→ **DIRECTIONS**: Of all the lines in the records below, how many hold the word "this"? Give the number alone.

→ **RECORDS SHOWN**:

>> START

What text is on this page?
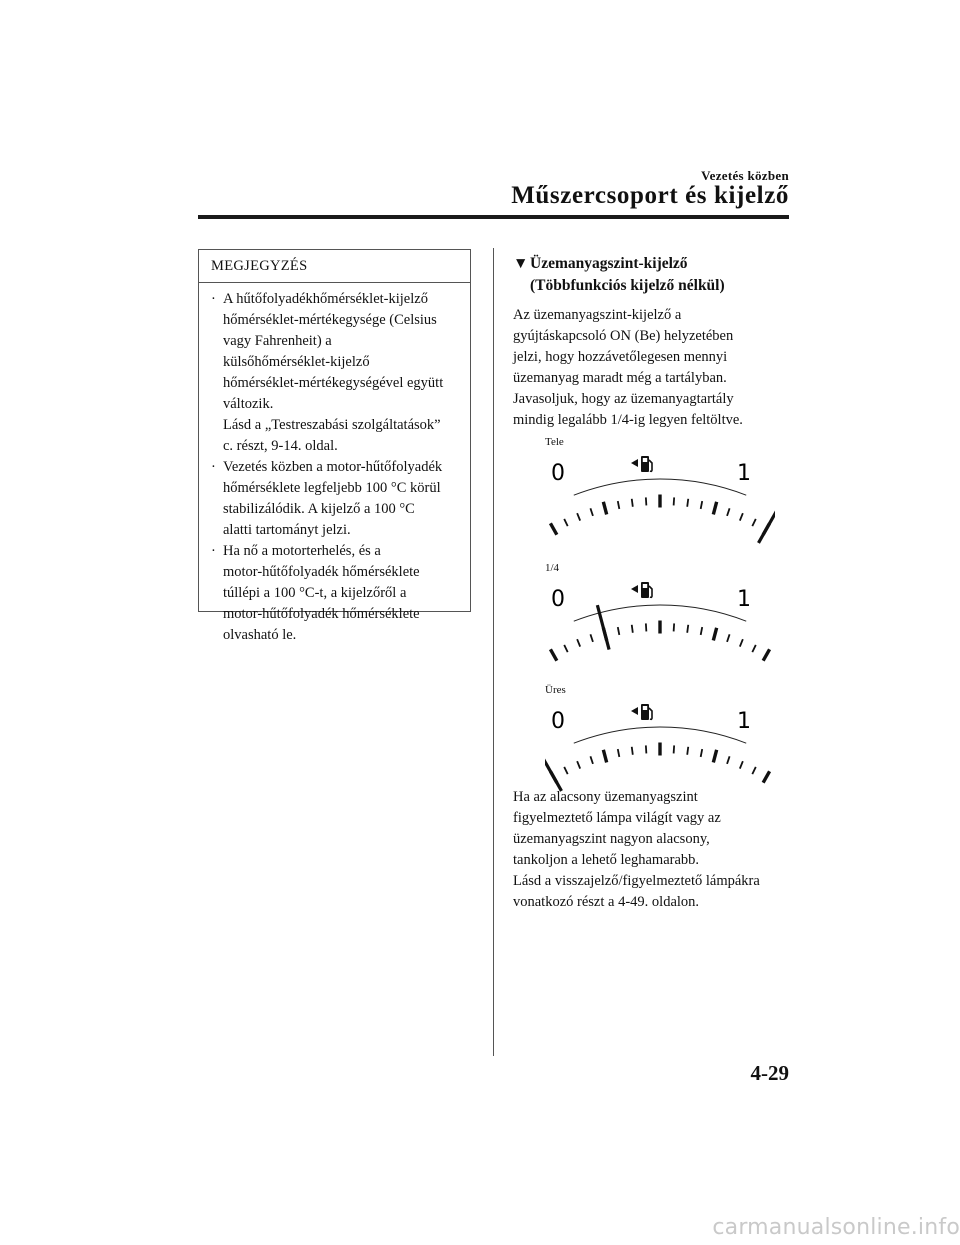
Vezetés közben
Műszercsoport és kijelző
MEGJEGYZÉS
· A hűtőfolyadékhőmérséklet-kijelző

hőmérséklet-mértékegysége (Celsius

vagy Fahrenheit) a

külsőhőmérséklet-kijelző

hőmérséklet-mértékegységével együtt

változik.

Lásd a „Testreszabási szolgáltatások”

c. részt, 9-14. oldal.

· Vezetés közben a motor-hűtőfolyadék

hőmérséklete legfeljebb 100 °C körül

stabilizálódik. A kijelző a 100 °C

alatti tartományt jelzi.

· Ha nő a motorterhelés, és a

motor-hűtőfolyadék hőmérséklete

túllépi a 100 °C-t, a kijelzőről a

motor-hűtőfolyadék hőmérséklete

olvasható le.

▼ Üzemanyagszint-kijelző
(Többfunkciós kijelző nélkül)
Az üzemanyagszint-kijelző a
gyújtáskapcsoló ON (Be) helyzetében
jelzi, hogy hozzávetőlegesen mennyi
üzemanyag maradt még a tartályban.
Javasoljuk, hogy az üzemanyagtartály
mindig legalább 1/4-ig legyen feltöltve.
Tele
0	1
1/4
0	1
Üres
0	1

Ha az alacsony üzemanyagszint

figyelmeztető lámpa világít vagy az

üzemanyagszint nagyon alacsony,

tankoljon a lehető leghamarabb.

Lásd a visszajelző/figyelmeztető lámpákra

vonatkozó részt a 4-49. oldalon.

4-29
carmanualsonline.info
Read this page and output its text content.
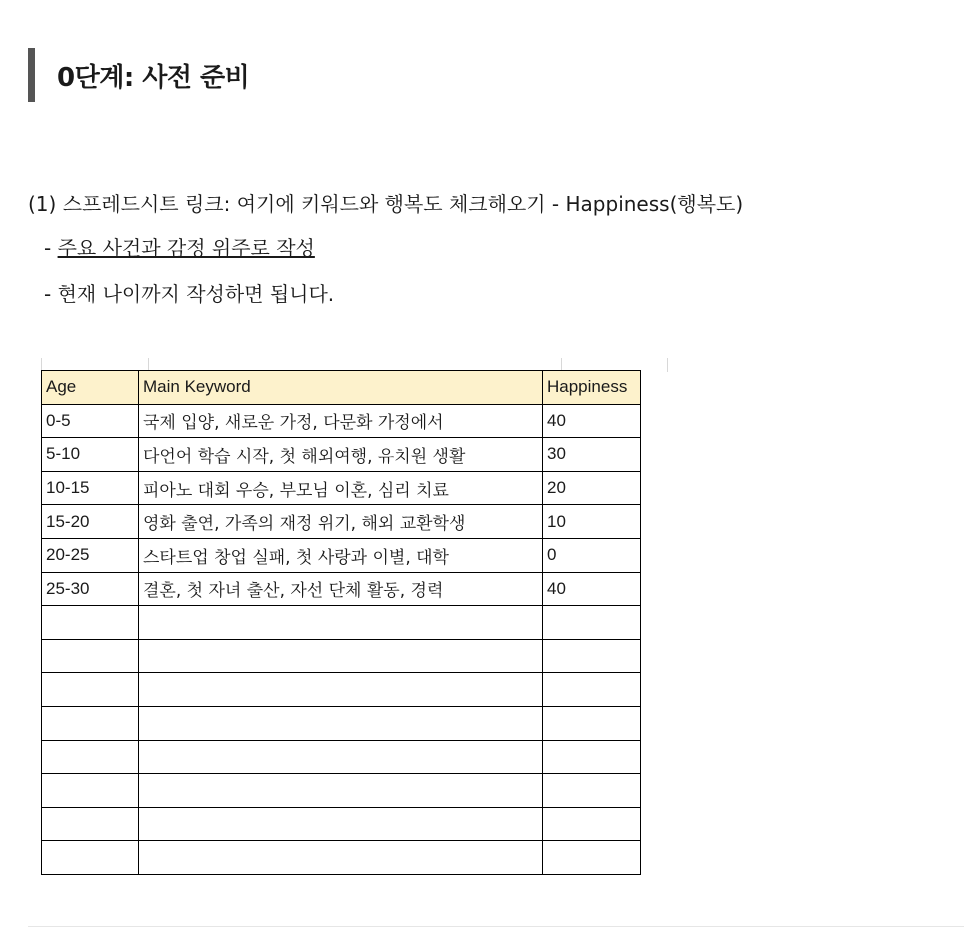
0단계: 사전 준비
(1) 스프레드시트 링크: 여기에 키워드와 행복도 체크해오기 - Happiness(행복도)
- 주요 사건과 감정 위주로 작성
- 현재 나이까지 작성하면 됩니다.
Age	Main Keyword	Happiness
0-5	국제 입양, 새로운 가정, 다문화 가정에서	40
5-10	다언어 학습 시작, 첫 해외여행, 유치원 생활	30
10-15	피아노 대회 우승, 부모님 이혼, 심리 치료	20
15-20	영화 출연, 가족의 재정 위기, 해외 교환학생	10
20-25	스타트업 창업 실패, 첫 사랑과 이별, 대학	0
25-30	결혼, 첫 자녀 출산, 자선 단체 활동, 경력	40
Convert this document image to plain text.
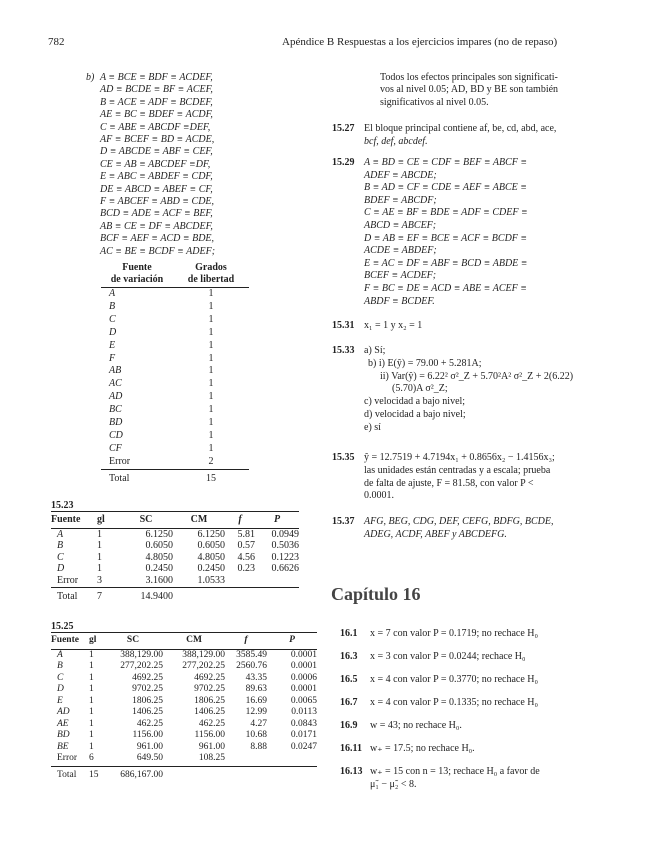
782	Apéndice B Respuestas a los ejercicios impares (no de repaso)
b) A ≡ BCE ≡ BDF ≡ ACDEF,
AD ≡ BCDE ≡ BF ≡ ACEF,
B ≡ ACE ≡ ADF ≡ BCDEF,
AE ≡ BC ≡ BDEF ≡ ACDF,
C ≡ ABE ≡ ABCDF ≡DEF,
AF ≡ BCEF ≡ BD ≡ ACDE,
D ≡ ABCDE ≡ ABF ≡ CEF,
CE ≡ AB ≡ ABCDEF ≡DF,
E ≡ ABC ≡ ABDEF ≡ CDF,
DE ≡ ABCD ≡ ABEF ≡ CF,
F ≡ ABCEF ≡ ABD ≡ CDE,
BCD ≡ ADE ≡ ACF ≡ BEF,
AB ≡ CE ≡ DF ≡ ABCDEF,
BCF ≡ AEF ≡ ACD ≡ BDE,
AC ≡ BE ≡ BCDF ≡ ADEF;
Fuente
de variación	Grados
de libertad
A	1
B	1
C	1
D	1
E	1
F	1
AB	1
AC	1
AD	1
BC	1
BD	1
CD	1
CF	1
Error	2
Total	15
15.23
Fuente	gl	SC	CM	f	P
A	1	6.1250	6.1250	5.81	0.0949
B	1	0.6050	0.6050	0.57	0.5036
C	1	4.8050	4.8050	4.56	0.1223
D	1	0.2450	0.2450	0.23	0.6626
Error	3	3.1600	1.0533		
Total	7	14.9400			
15.25
Fuente	gl	SC	CM	f	P
A	1	388,129.00	388,129.00	3585.49	0.0001
B	1	277,202.25	277,202.25	2560.76	0.0001
C	1	4692.25	4692.25	43.35	0.0006
D	1	9702.25	9702.25	89.63	0.0001
E	1	1806.25	1806.25	16.69	0.0065
AD	1	1406.25	1406.25	12.99	0.0113
AE	1	462.25	462.25	4.27	0.0843
BD	1	1156.00	1156.00	10.68	0.0171
BE	1	961.00	961.00	8.88	0.0247
Error	6	649.50	108.25		
Total	15	686,167.00			
Todos los efectos principales son significati-
vos al nivel 0.05; AD, BD y BE son también
significativos al nivel 0.05.
15.27 El bloque principal contiene af, be, cd, abd, ace,
bcf, def, abcdef.
15.29 A ≡ BD ≡ CE ≡ CDF ≡ BEF ≡ ABCF ≡
ADEF ≡ ABCDE;
B ≡ AD ≡ CF ≡ CDE ≡ AEF ≡ ABCE ≡
BDEF ≡ ABCDF;
C ≡ AE ≡ BF ≡ BDE ≡ ADF ≡ CDEF ≡
ABCD ≡ ABCEF;
D ≡ AB ≡ EF ≡ BCE ≡ ACF ≡ BCDF ≡
ACDE ≡ ABDEF;
E ≡ AC ≡ DF ≡ ABF ≡ BCD ≡ ABDE ≡
BCEF ≡ ACDEF;
F ≡ BC ≡ DE ≡ ACD ≡ ABE ≡ ACEF ≡
ABDF ≡ BCDEF.
15.31 x₁ = 1 y x₂ = 1
15.33 a) Sí;
b) i) E(ŷ) = 79.00 + 5.281A;
ii) Var(ŷ) = 6.22² σ²_Z + 5.70²A² σ²_Z + 2(6.22)
(5.70)A σ²_Z;
c) velocidad a bajo nivel;
d) velocidad a bajo nivel;
e) sí
15.35 ŷ = 12.7519 + 4.7194x₁ + 0.8656x₂ − 1.4156x₃;
las unidades están centradas y a escala; prueba
de falta de ajuste, F = 81.58, con valor P <
0.0001.
15.37 AFG, BEG, CDG, DEF, CEFG, BDFG, BCDE,
ADEG, ACDF, ABEF y ABCDEFG.
Capítulo 16
16.1 x = 7 con valor P = 0.1719; no rechace H₀
16.3 x = 3 con valor P = 0.0244; rechace H₀
16.5 x = 4 con valor P = 0.3770; no rechace H₀
16.7 x = 4 con valor P = 0.1335; no rechace H₀
16.9 w = 43; no rechace H₀.
16.11 w₊ = 17.5; no rechace H₀.
16.13 w₊ = 15 con n = 13; rechace H₀ a favor de
μ̃₁ − μ̃₂ < 8.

>> END

→ **FULL SOLUTION**: 3